* **EXERCISE TASK**
Copy nothing but the text: reproduce each line of the listing exactly and leave the pictures out.

* **PROVIDED INFORMATION**
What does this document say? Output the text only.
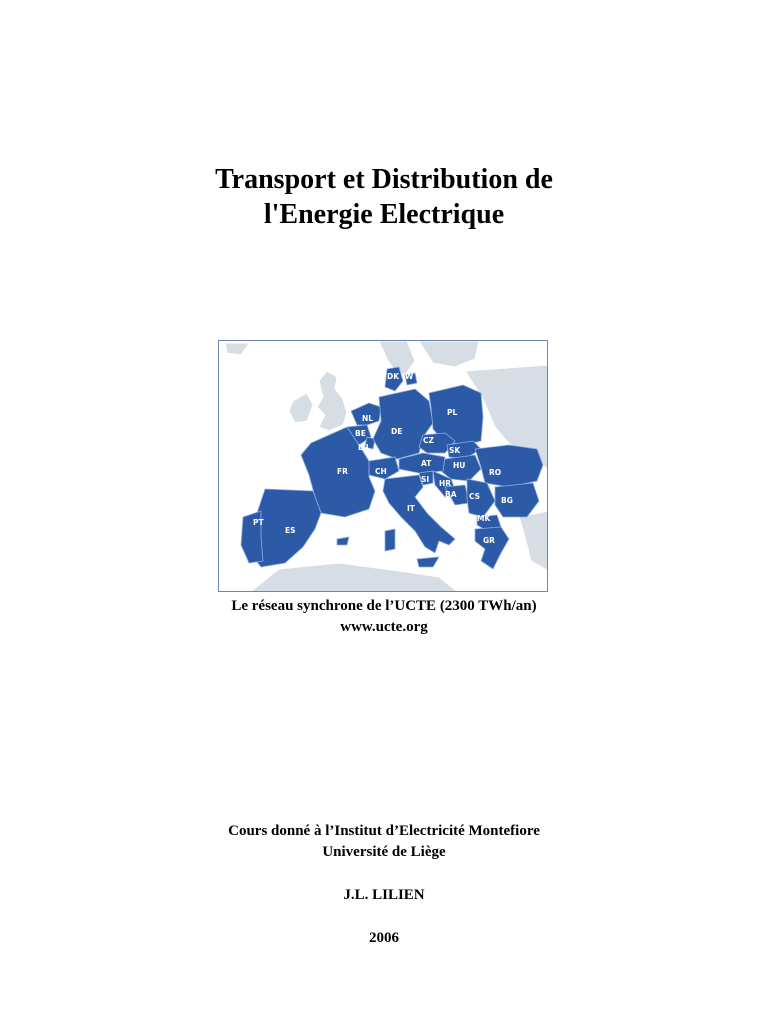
Transport et Distribution de
l'Energie Electrique
DK W
NL
BE
LU
DE
PL
CZ
SK
AT	HU
CH
FR
SI HR
BA CS
RO
BG
MK
GR
IT
PT
ES

Le réseau synchrone de l’UCTE (2300 TWh/an)
www.ucte.org

Cours donné à l’Institut d’Electricité Montefiore
Université de Liège
J.L. LILIEN
2006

* **EXERCISE ANSWER**
What does this document say? Output the text only.
Transport et Distribution de
l'Energie Electrique
DK W
NL
BE
LU
DE
PL
CZ
SK
AT	HU
CH
FR
SI HR
BA CS
RO
BG
MK
GR
IT
PT
ES

Le réseau synchrone de l’UCTE (2300 TWh/an)
www.ucte.org

Cours donné à l’Institut d’Electricité Montefiore
Université de Liège
J.L. LILIEN
2006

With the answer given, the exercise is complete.